▶ [Required work] Keep the pictures out of the copy and repeat the records exactly.

[BEGIN]

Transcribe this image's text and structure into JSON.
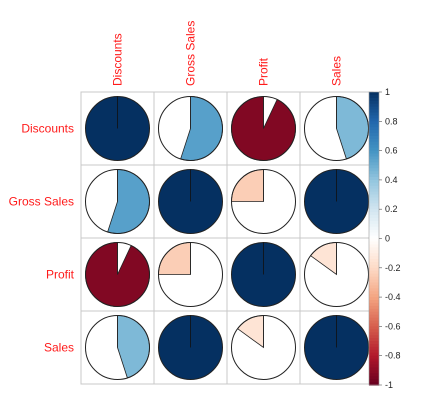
{
  "chart_data": {
    "type": "heatmap",
    "subtype": "correlation-pie-matrix",
    "title": "",
    "variables": [
      "Discounts",
      "Gross Sales",
      "Profit",
      "Sales"
    ],
    "matrix": [
      [
        1.0,
        0.55,
        -0.93,
        0.45
      ],
      [
        0.55,
        1.0,
        -0.25,
        1.0
      ],
      [
        -0.93,
        -0.25,
        1.0,
        -0.15
      ],
      [
        0.45,
        1.0,
        -0.15,
        1.0
      ]
    ],
    "legend": {
      "position": "right",
      "range": [
        -1,
        1
      ],
      "ticks": [
        "1",
        "0.8",
        "0.6",
        "0.4",
        "0.2",
        "0",
        "-0.2",
        "-0.4",
        "-0.6",
        "-0.8",
        "-1"
      ]
    },
    "colors": {
      "label": "#ff1a1a",
      "scale": [
        "#67001f",
        "#b2182b",
        "#d6604d",
        "#f4a582",
        "#fddbc7",
        "#ffffff",
        "#d1e5f0",
        "#92c5de",
        "#4393c3",
        "#2166ac",
        "#053061"
      ]
    },
    "grid": true
  }
}
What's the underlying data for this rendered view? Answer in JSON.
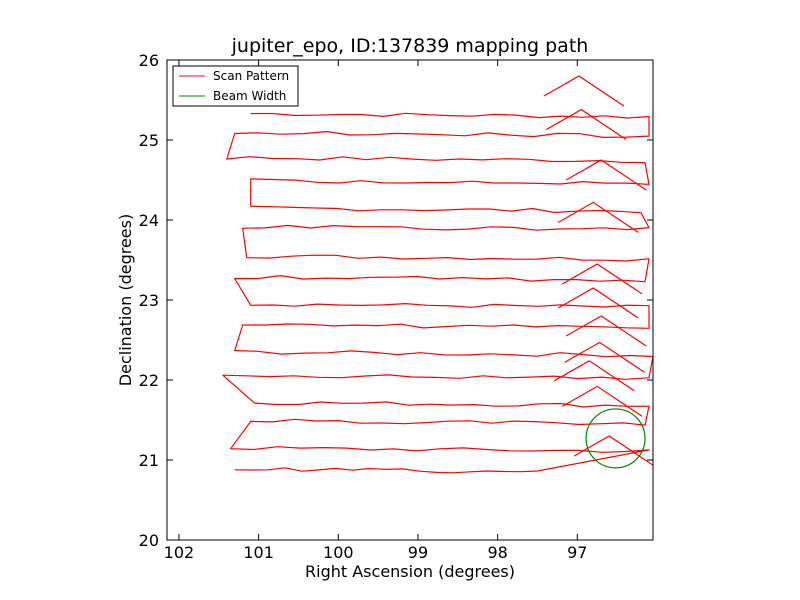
{
  "chart_data": {
    "type": "line",
    "title": "jupiter_epo, ID:137839 mapping path",
    "xlabel": "Right Ascension (degrees)",
    "ylabel": "Declination (degrees)",
    "xlim": [
      102.15,
      96.05
    ],
    "ylim": [
      20,
      26
    ],
    "x_inverted": true,
    "xticks": [
      102,
      101,
      100,
      99,
      98,
      97
    ],
    "yticks": [
      20,
      21,
      22,
      23,
      24,
      25,
      26
    ],
    "x_tick_labels": [
      "102",
      "101",
      "100",
      "99",
      "98",
      "97"
    ],
    "y_tick_labels": [
      "20",
      "21",
      "22",
      "23",
      "24",
      "25",
      "26"
    ],
    "grid": false,
    "legend": {
      "placement": "top-left",
      "entries": [
        {
          "label": "Scan Pattern",
          "color": "#ff0000"
        },
        {
          "label": "Beam Width",
          "color": "#008000"
        }
      ]
    },
    "scan_pattern": {
      "name": "Scan Pattern",
      "color": "#ff0000",
      "ra_west": 101.1,
      "ra_east": 96.1,
      "rows": [
        {
          "dec": 25.33,
          "west": 101.1,
          "east": 96.1
        },
        {
          "dec": 25.05,
          "west": 101.3,
          "east": 96.1
        },
        {
          "dec": 24.78,
          "west": 101.4,
          "east": 96.15
        },
        {
          "dec": 24.45,
          "west": 101.1,
          "east": 96.1
        },
        {
          "dec": 24.15,
          "west": 101.1,
          "east": 96.2
        },
        {
          "dec": 23.88,
          "west": 101.2,
          "east": 96.1
        },
        {
          "dec": 23.55,
          "west": 101.15,
          "east": 96.1
        },
        {
          "dec": 23.25,
          "west": 101.3,
          "east": 96.15
        },
        {
          "dec": 22.95,
          "west": 101.1,
          "east": 96.1
        },
        {
          "dec": 22.65,
          "west": 101.2,
          "east": 96.1
        },
        {
          "dec": 22.35,
          "west": 101.3,
          "east": 96.05
        },
        {
          "dec": 22.02,
          "west": 101.45,
          "east": 96.1
        },
        {
          "dec": 21.72,
          "west": 101.05,
          "east": 96.1
        },
        {
          "dec": 21.45,
          "west": 101.1,
          "east": 96.15
        },
        {
          "dec": 21.15,
          "west": 101.35,
          "east": 96.1
        },
        {
          "dec": 20.85,
          "west": 101.3,
          "east": 97.5
        }
      ],
      "turnaround_peaks": [
        {
          "ra": 96.98,
          "dec": 25.8
        },
        {
          "ra": 96.95,
          "dec": 25.38
        },
        {
          "ra": 96.7,
          "dec": 24.75
        },
        {
          "ra": 96.8,
          "dec": 24.22
        },
        {
          "ra": 96.75,
          "dec": 23.45
        },
        {
          "ra": 96.8,
          "dec": 23.15
        },
        {
          "ra": 96.7,
          "dec": 22.8
        },
        {
          "ra": 96.72,
          "dec": 22.47
        },
        {
          "ra": 96.85,
          "dec": 22.24
        },
        {
          "ra": 96.75,
          "dec": 21.92
        },
        {
          "ra": 96.6,
          "dec": 21.3
        }
      ]
    },
    "beam_width": {
      "name": "Beam Width",
      "color": "#008000",
      "center_ra": 96.52,
      "center_dec": 21.27,
      "radius_deg": 0.37
    }
  }
}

[END]

▶ [Right answer]
Transcribe this image's text and structure into JSON.
{
  "chart_data": {
    "type": "heatmap",
    "subtype": "correlation-pie-matrix",
    "title": "",
    "variables": [
      "Discounts",
      "Gross Sales",
      "Profit",
      "Sales"
    ],
    "matrix": [
      [
        1.0,
        0.55,
        -0.93,
        0.45
      ],
      [
        0.55,
        1.0,
        -0.25,
        1.0
      ],
      [
        -0.93,
        -0.25,
        1.0,
        -0.15
      ],
      [
        0.45,
        1.0,
        -0.15,
        1.0
      ]
    ],
    "legend": {
      "position": "right",
      "range": [
        -1,
        1
      ],
      "ticks": [
        "1",
        "0.8",
        "0.6",
        "0.4",
        "0.2",
        "0",
        "-0.2",
        "-0.4",
        "-0.6",
        "-0.8",
        "-1"
      ]
    },
    "colors": {
      "label": "#ff1a1a",
      "scale": [
        "#67001f",
        "#b2182b",
        "#d6604d",
        "#f4a582",
        "#fddbc7",
        "#ffffff",
        "#d1e5f0",
        "#92c5de",
        "#4393c3",
        "#2166ac",
        "#053061"
      ]
    },
    "grid": true
  }
}
What's the underlying data for this rendered view? Answer in JSON.
{
  "chart_data": {
    "type": "line",
    "title": "jupiter_epo, ID:137839 mapping path",
    "xlabel": "Right Ascension (degrees)",
    "ylabel": "Declination (degrees)",
    "xlim": [
      102.15,
      96.05
    ],
    "ylim": [
      20,
      26
    ],
    "x_inverted": true,
    "xticks": [
      102,
      101,
      100,
      99,
      98,
      97
    ],
    "yticks": [
      20,
      21,
      22,
      23,
      24,
      25,
      26
    ],
    "x_tick_labels": [
      "102",
      "101",
      "100",
      "99",
      "98",
      "97"
    ],
    "y_tick_labels": [
      "20",
      "21",
      "22",
      "23",
      "24",
      "25",
      "26"
    ],
    "grid": false,
    "legend": {
      "placement": "top-left",
      "entries": [
        {
          "label": "Scan Pattern",
          "color": "#ff0000"
        },
        {
          "label": "Beam Width",
          "color": "#008000"
        }
      ]
    },
    "scan_pattern": {
      "name": "Scan Pattern",
      "color": "#ff0000",
      "ra_west": 101.1,
      "ra_east": 96.1,
      "rows": [
        {
          "dec": 25.33,
          "west": 101.1,
          "east": 96.1
        },
        {
          "dec": 25.05,
          "west": 101.3,
          "east": 96.1
        },
        {
          "dec": 24.78,
          "west": 101.4,
          "east": 96.15
        },
        {
          "dec": 24.45,
          "west": 101.1,
          "east": 96.1
        },
        {
          "dec": 24.15,
          "west": 101.1,
          "east": 96.2
        },
        {
          "dec": 23.88,
          "west": 101.2,
          "east": 96.1
        },
        {
          "dec": 23.55,
          "west": 101.15,
          "east": 96.1
        },
        {
          "dec": 23.25,
          "west": 101.3,
          "east": 96.15
        },
        {
          "dec": 22.95,
          "west": 101.1,
          "east": 96.1
        },
        {
          "dec": 22.65,
          "west": 101.2,
          "east": 96.1
        },
        {
          "dec": 22.35,
          "west": 101.3,
          "east": 96.05
        },
        {
          "dec": 22.02,
          "west": 101.45,
          "east": 96.1
        },
        {
          "dec": 21.72,
          "west": 101.05,
          "east": 96.1
        },
        {
          "dec": 21.45,
          "west": 101.1,
          "east": 96.15
        },
        {
          "dec": 21.15,
          "west": 101.35,
          "east": 96.1
        },
        {
          "dec": 20.85,
          "west": 101.3,
          "east": 97.5
        }
      ],
      "turnaround_peaks": [
        {
          "ra": 96.98,
          "dec": 25.8
        },
        {
          "ra": 96.95,
          "dec": 25.38
        },
        {
          "ra": 96.7,
          "dec": 24.75
        },
        {
          "ra": 96.8,
          "dec": 24.22
        },
        {
          "ra": 96.75,
          "dec": 23.45
        },
        {
          "ra": 96.8,
          "dec": 23.15
        },
        {
          "ra": 96.7,
          "dec": 22.8
        },
        {
          "ra": 96.72,
          "dec": 22.47
        },
        {
          "ra": 96.85,
          "dec": 22.24
        },
        {
          "ra": 96.75,
          "dec": 21.92
        },
        {
          "ra": 96.6,
          "dec": 21.3
        }
      ]
    },
    "beam_width": {
      "name": "Beam Width",
      "color": "#008000",
      "center_ra": 96.52,
      "center_dec": 21.27,
      "radius_deg": 0.37
    }
  }
}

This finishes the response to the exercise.